┌─ Trecho fornecido

Três anos após o fim da ditadura militar, o Serviço Nacional de Informação (SNI) monitorava os trabalhos da Constituinte de 1988 e procurava interferir no seu conteúdo. Relatório de 23 de agosto daquele ano, quando estava para começar o segundo turno de votação no plenário, mostra que o SNI tentava impor ressalvas aos dispositivos que permitiam o acesso a informações de órgãos públicos. E avisava: “A menos que o Poder Executivo resolva empregar seus meios e exercer o poder de pressão de que dispõe, a probabilidade de melhorar o texto constitucional apresenta-se nula”.

└─

_Objetivos:_
(A) No trecho sobre o SNI, qual é a data do relatório citado?
(B) Enumere todas as instituições que o trecho sobre o SNI designa com iniciais maiúsculas.

┌─ Trechos de dados

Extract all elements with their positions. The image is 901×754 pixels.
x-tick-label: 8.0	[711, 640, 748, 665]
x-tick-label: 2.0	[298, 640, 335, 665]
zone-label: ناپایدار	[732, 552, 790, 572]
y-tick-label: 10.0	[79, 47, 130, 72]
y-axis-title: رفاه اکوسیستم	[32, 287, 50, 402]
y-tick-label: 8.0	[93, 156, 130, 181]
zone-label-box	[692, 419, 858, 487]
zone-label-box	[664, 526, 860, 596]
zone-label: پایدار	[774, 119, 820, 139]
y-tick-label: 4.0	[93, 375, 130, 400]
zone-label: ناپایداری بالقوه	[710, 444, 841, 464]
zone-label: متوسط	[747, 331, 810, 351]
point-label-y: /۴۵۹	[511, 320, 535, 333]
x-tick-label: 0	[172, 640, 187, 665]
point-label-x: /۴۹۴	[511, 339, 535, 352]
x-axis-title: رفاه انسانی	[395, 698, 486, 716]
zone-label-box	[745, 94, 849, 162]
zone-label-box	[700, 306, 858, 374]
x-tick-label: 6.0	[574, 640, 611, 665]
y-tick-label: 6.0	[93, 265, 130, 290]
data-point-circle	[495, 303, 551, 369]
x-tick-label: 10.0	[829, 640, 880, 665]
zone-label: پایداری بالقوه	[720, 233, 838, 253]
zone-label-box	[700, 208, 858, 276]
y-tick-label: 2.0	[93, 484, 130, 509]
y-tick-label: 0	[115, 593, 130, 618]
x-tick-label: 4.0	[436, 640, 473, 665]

└─

_Resultados em ordem:_
(A) 23 de agosto de 1988.

(B) Serviço Nacional de Informação (SNI); Constituinte; Poder Executivo.